Written request: Repeat the data word for word. Do not include the pictures.

** BEGIN Exercise materials **

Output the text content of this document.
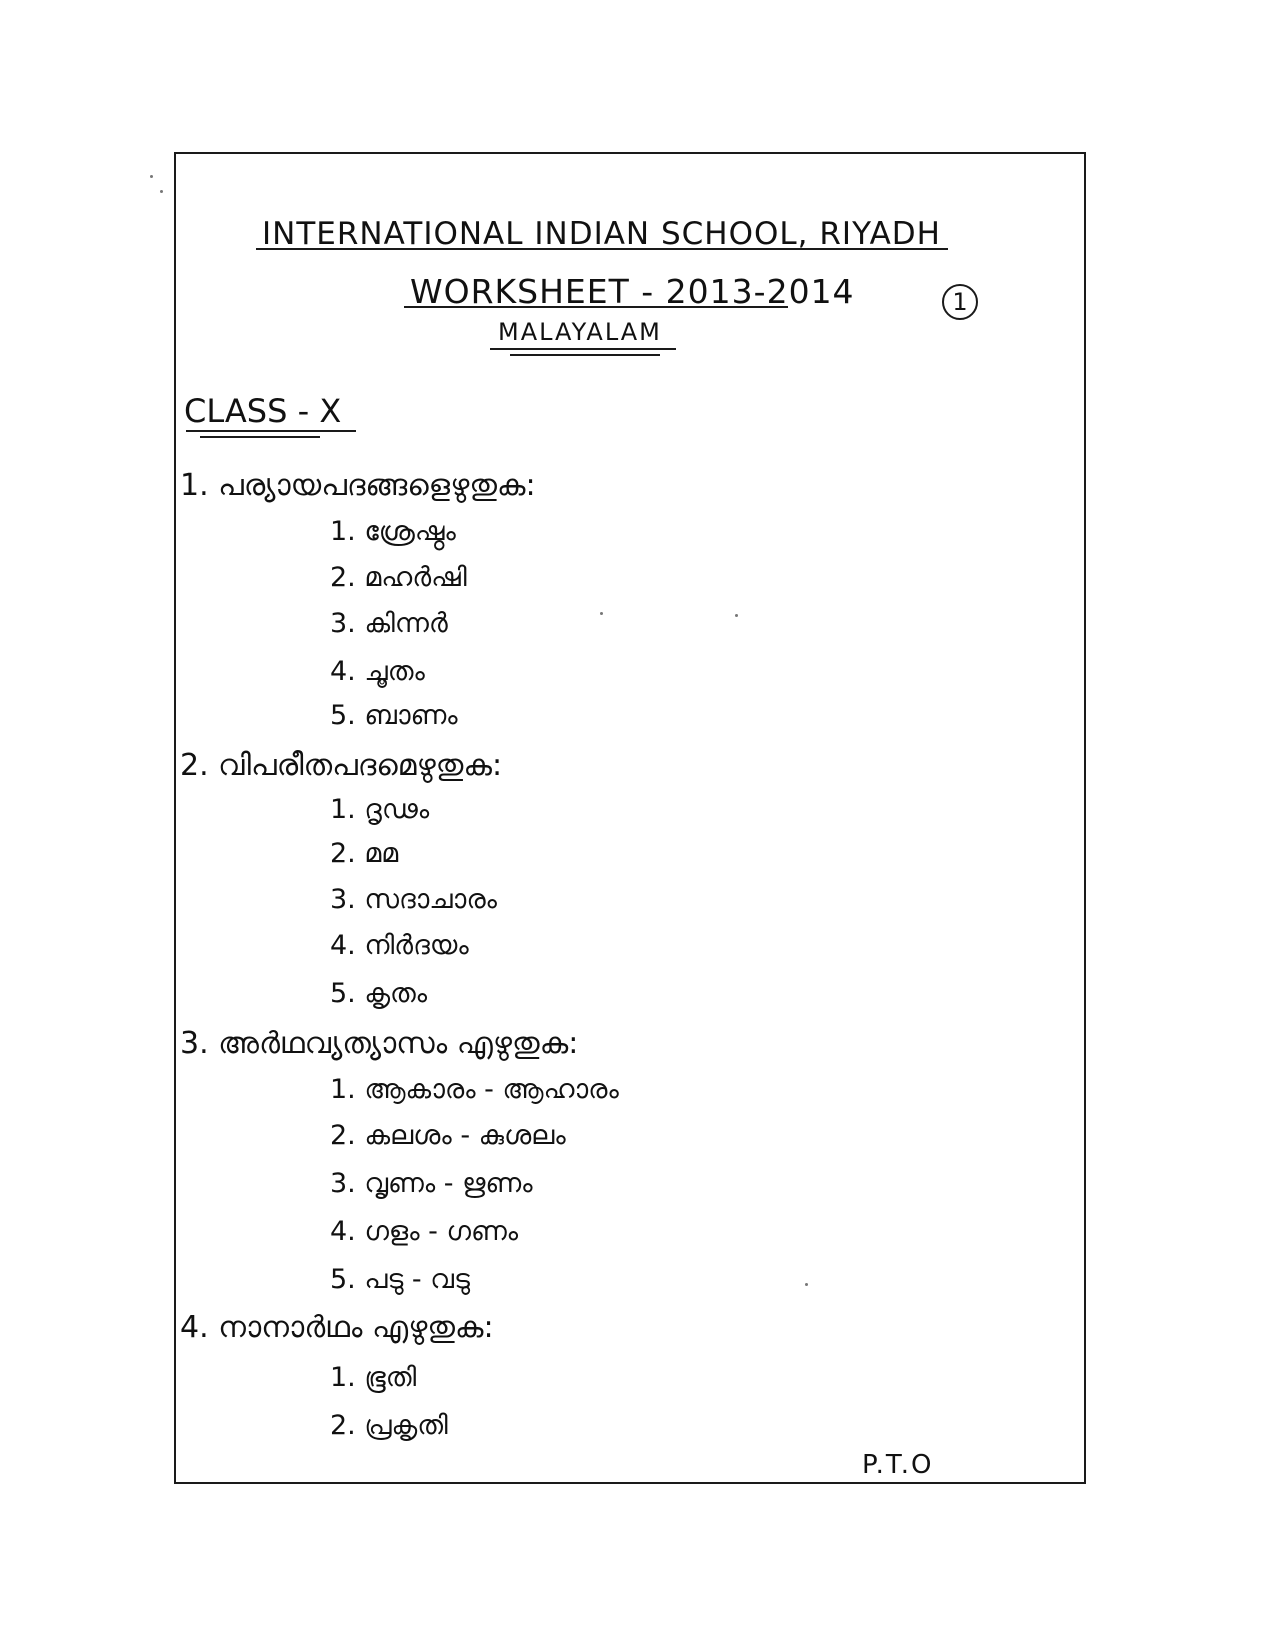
INTERNATIONAL INDIAN SCHOOL, RIYADH
WORKSHEET - 2013-2014
MALAYALAM
1
CLASS - X
1. പര്യായപദങ്ങളെഴുതുക:
1. ശ്രേഷ്ഠം
2. മഹർഷി
3. കിന്നർ
4. ചൂതം
5. ബാണം
2. വിപരീതപദമെഴുതുക:
1. ദൃഢം
2. മമ
3. സദാചാരം
4. നിർദയം
5. കൃതം
3. അർഥവ്യത്യാസം എഴുതുക:
1. ആകാരം - ആഹാരം
2. കലശം - കുശലം
3. വൃണം - ഋണം
4. ഗളം - ഗണം
5. പടു - വടു
4. നാനാർഥം എഴുതുക:
1. ഭൂതി
2. പ്രകൃതി
P.T.O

** END Exercise materials **

Written answer:
Output the text content of this document.
INTERNATIONAL INDIAN SCHOOL, RIYADH
WORKSHEET - 2013-2014
MALAYALAM
1
CLASS - X
1. പര്യായപദങ്ങളെഴുതുക:
1. ശ്രേഷ്ഠം
2. മഹർഷി
3. കിന്നർ
4. ചൂതം
5. ബാണം
2. വിപരീതപദമെഴുതുക:
1. ദൃഢം
2. മമ
3. സദാചാരം
4. നിർദയം
5. കൃതം
3. അർഥവ്യത്യാസം എഴുതുക:
1. ആകാരം - ആഹാരം
2. കലശം - കുശലം
3. വൃണം - ഋണം
4. ഗളം - ഗണം
5. പടു - വടു
4. നാനാർഥം എഴുതുക:
1. ഭൂതി
2. പ്രകൃതി
P.T.O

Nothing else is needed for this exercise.